(Dataset excerpts)

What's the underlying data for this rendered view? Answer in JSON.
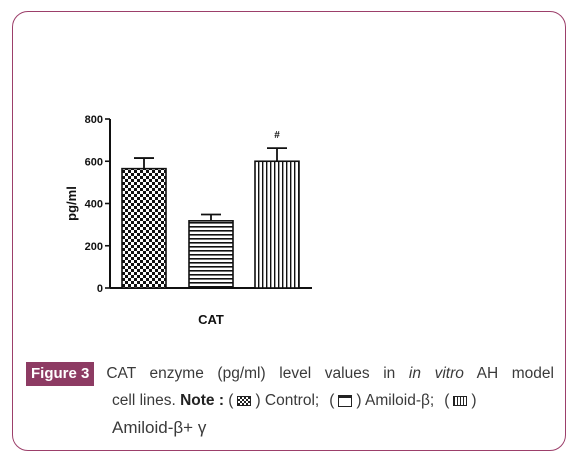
{
  "chart_data": {
    "type": "bar",
    "title": "",
    "xlabel": "CAT",
    "ylabel": "pg/ml",
    "ylim": [
      0,
      800
    ],
    "yticks": [
      "0",
      "200",
      "400",
      "600",
      "800"
    ],
    "categories": [
      "Control",
      "Amiloid-β",
      "Amiloid-β+ γ"
    ],
    "values": [
      565,
      318,
      600
    ],
    "errors": [
      50,
      30,
      62
    ],
    "annotations": [
      "",
      "",
      "#"
    ],
    "patterns": [
      "checker",
      "horizontal",
      "vertical"
    ],
    "grid": false
  },
  "caption": {
    "figure_tag": "Figure 3",
    "line1_a": "CAT enzyme (pg/ml) level values in",
    "line1_italic": "in vitro",
    "line1_b": "AH model",
    "line2_a": "cell lines.",
    "note_label": "Note :",
    "paren_open": "(",
    "control_suffix": ") Control;",
    "amiloid_suffix": ") Amiloid-β;",
    "close_paren": ")",
    "line3": "Amiloid-β+ γ"
  },
  "colors": {
    "frame": "#9c3f6a",
    "figure_tag_bg": "#8d3b63",
    "ink": "#222222"
  }
}
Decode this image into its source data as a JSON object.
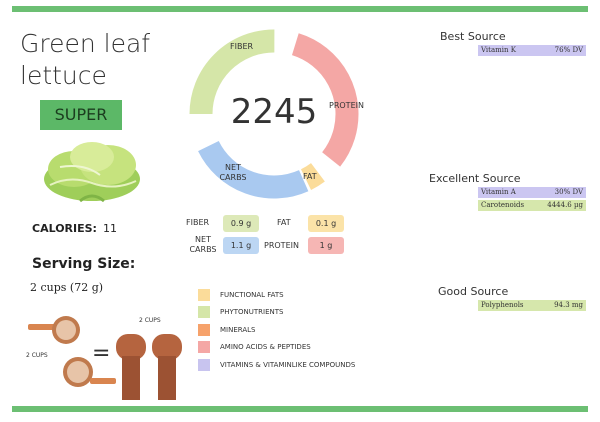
{
  "food": {
    "title_line1": "Green leaf",
    "title_line2": "lettuce",
    "badge": "SUPER",
    "calories_label": "CALORIES:",
    "calories_value": "11",
    "serving_label": "Serving Size:",
    "serving_value": "2 cups (72 g)",
    "measure_left_label": "2 CUPS",
    "measure_right_label": "2 CUPS",
    "measure_equals": "="
  },
  "donut": {
    "total": "2245",
    "segments": [
      {
        "label": "FIBER",
        "color": "#d5e6a8"
      },
      {
        "label": "PROTEIN",
        "color": "#f4a7a5"
      },
      {
        "label": "FAT",
        "color": "#fbdc9a"
      },
      {
        "label": "NET CARBS",
        "color": "#a9c9f0"
      }
    ]
  },
  "macros": {
    "fiber": {
      "label": "FIBER",
      "value": "0.9 g",
      "color": "#dde9b8"
    },
    "fat": {
      "label": "FAT",
      "value": "0.1 g",
      "color": "#fbe3a8"
    },
    "net_carbs": {
      "label_line1": "NET",
      "label_line2": "CARBS",
      "value": "1.1 g",
      "color": "#bcd6f3"
    },
    "protein": {
      "label": "PROTEIN",
      "value": "1 g",
      "color": "#f6b6b4"
    }
  },
  "legend": [
    {
      "label": "FUNCTIONAL FATS",
      "color": "#fbdc9a"
    },
    {
      "label": "PHYTONUTRIENTS",
      "color": "#d5e6a8"
    },
    {
      "label": "MINERALS",
      "color": "#f6a26b"
    },
    {
      "label": "AMINO ACIDS & PEPTIDES",
      "color": "#f4a7a5"
    },
    {
      "label": "VITAMINS & VITAMINLIKE COMPOUNDS",
      "color": "#c8c4ef"
    }
  ],
  "sources": {
    "best": {
      "heading": "Best Source",
      "items": [
        {
          "name": "Vitamin K",
          "value": "76% DV",
          "color": "#cbc6f1"
        }
      ]
    },
    "excellent": {
      "heading": "Excellent Source",
      "items": [
        {
          "name": "Vitamin A",
          "value": "30% DV",
          "color": "#cbc6f1"
        },
        {
          "name": "Carotenoids",
          "value": "4444.6 µg",
          "color": "#d6e7ac"
        }
      ]
    },
    "good": {
      "heading": "Good Source",
      "items": [
        {
          "name": "Polyphenols",
          "value": "94.3 mg",
          "color": "#d6e7ac"
        }
      ]
    }
  }
}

(End Dataset excerpts)

Your objective.
Except for the pictures, write the data out exactly.

Response box.
What's the underlying data for this rendered view? Answer in JSON.
{
  "chart_data": {
    "type": "bar",
    "title": "",
    "xlabel": "CAT",
    "ylabel": "pg/ml",
    "ylim": [
      0,
      800
    ],
    "yticks": [
      "0",
      "200",
      "400",
      "600",
      "800"
    ],
    "categories": [
      "Control",
      "Amiloid-β",
      "Amiloid-β+ γ"
    ],
    "values": [
      565,
      318,
      600
    ],
    "errors": [
      50,
      30,
      62
    ],
    "annotations": [
      "",
      "",
      "#"
    ],
    "patterns": [
      "checker",
      "horizontal",
      "vertical"
    ],
    "grid": false
  },
  "caption": {
    "figure_tag": "Figure 3",
    "line1_a": "CAT enzyme (pg/ml) level values in",
    "line1_italic": "in vitro",
    "line1_b": "AH model",
    "line2_a": "cell lines.",
    "note_label": "Note :",
    "paren_open": "(",
    "control_suffix": ") Control;",
    "amiloid_suffix": ") Amiloid-β;",
    "close_paren": ")",
    "line3": "Amiloid-β+ γ"
  },
  "colors": {
    "frame": "#9c3f6a",
    "figure_tag_bg": "#8d3b63",
    "ink": "#222222"
  }
}
Decode this image into its source data as a JSON object.
{
  "food": {
    "title_line1": "Green leaf",
    "title_line2": "lettuce",
    "badge": "SUPER",
    "calories_label": "CALORIES:",
    "calories_value": "11",
    "serving_label": "Serving Size:",
    "serving_value": "2 cups (72 g)",
    "measure_left_label": "2 CUPS",
    "measure_right_label": "2 CUPS",
    "measure_equals": "="
  },
  "donut": {
    "total": "2245",
    "segments": [
      {
        "label": "FIBER",
        "color": "#d5e6a8"
      },
      {
        "label": "PROTEIN",
        "color": "#f4a7a5"
      },
      {
        "label": "FAT",
        "color": "#fbdc9a"
      },
      {
        "label": "NET CARBS",
        "color": "#a9c9f0"
      }
    ]
  },
  "macros": {
    "fiber": {
      "label": "FIBER",
      "value": "0.9 g",
      "color": "#dde9b8"
    },
    "fat": {
      "label": "FAT",
      "value": "0.1 g",
      "color": "#fbe3a8"
    },
    "net_carbs": {
      "label_line1": "NET",
      "label_line2": "CARBS",
      "value": "1.1 g",
      "color": "#bcd6f3"
    },
    "protein": {
      "label": "PROTEIN",
      "value": "1 g",
      "color": "#f6b6b4"
    }
  },
  "legend": [
    {
      "label": "FUNCTIONAL FATS",
      "color": "#fbdc9a"
    },
    {
      "label": "PHYTONUTRIENTS",
      "color": "#d5e6a8"
    },
    {
      "label": "MINERALS",
      "color": "#f6a26b"
    },
    {
      "label": "AMINO ACIDS & PEPTIDES",
      "color": "#f4a7a5"
    },
    {
      "label": "VITAMINS & VITAMINLIKE COMPOUNDS",
      "color": "#c8c4ef"
    }
  ],
  "sources": {
    "best": {
      "heading": "Best Source",
      "items": [
        {
          "name": "Vitamin K",
          "value": "76% DV",
          "color": "#cbc6f1"
        }
      ]
    },
    "excellent": {
      "heading": "Excellent Source",
      "items": [
        {
          "name": "Vitamin A",
          "value": "30% DV",
          "color": "#cbc6f1"
        },
        {
          "name": "Carotenoids",
          "value": "4444.6 µg",
          "color": "#d6e7ac"
        }
      ]
    },
    "good": {
      "heading": "Good Source",
      "items": [
        {
          "name": "Polyphenols",
          "value": "94.3 mg",
          "color": "#d6e7ac"
        }
      ]
    }
  }
}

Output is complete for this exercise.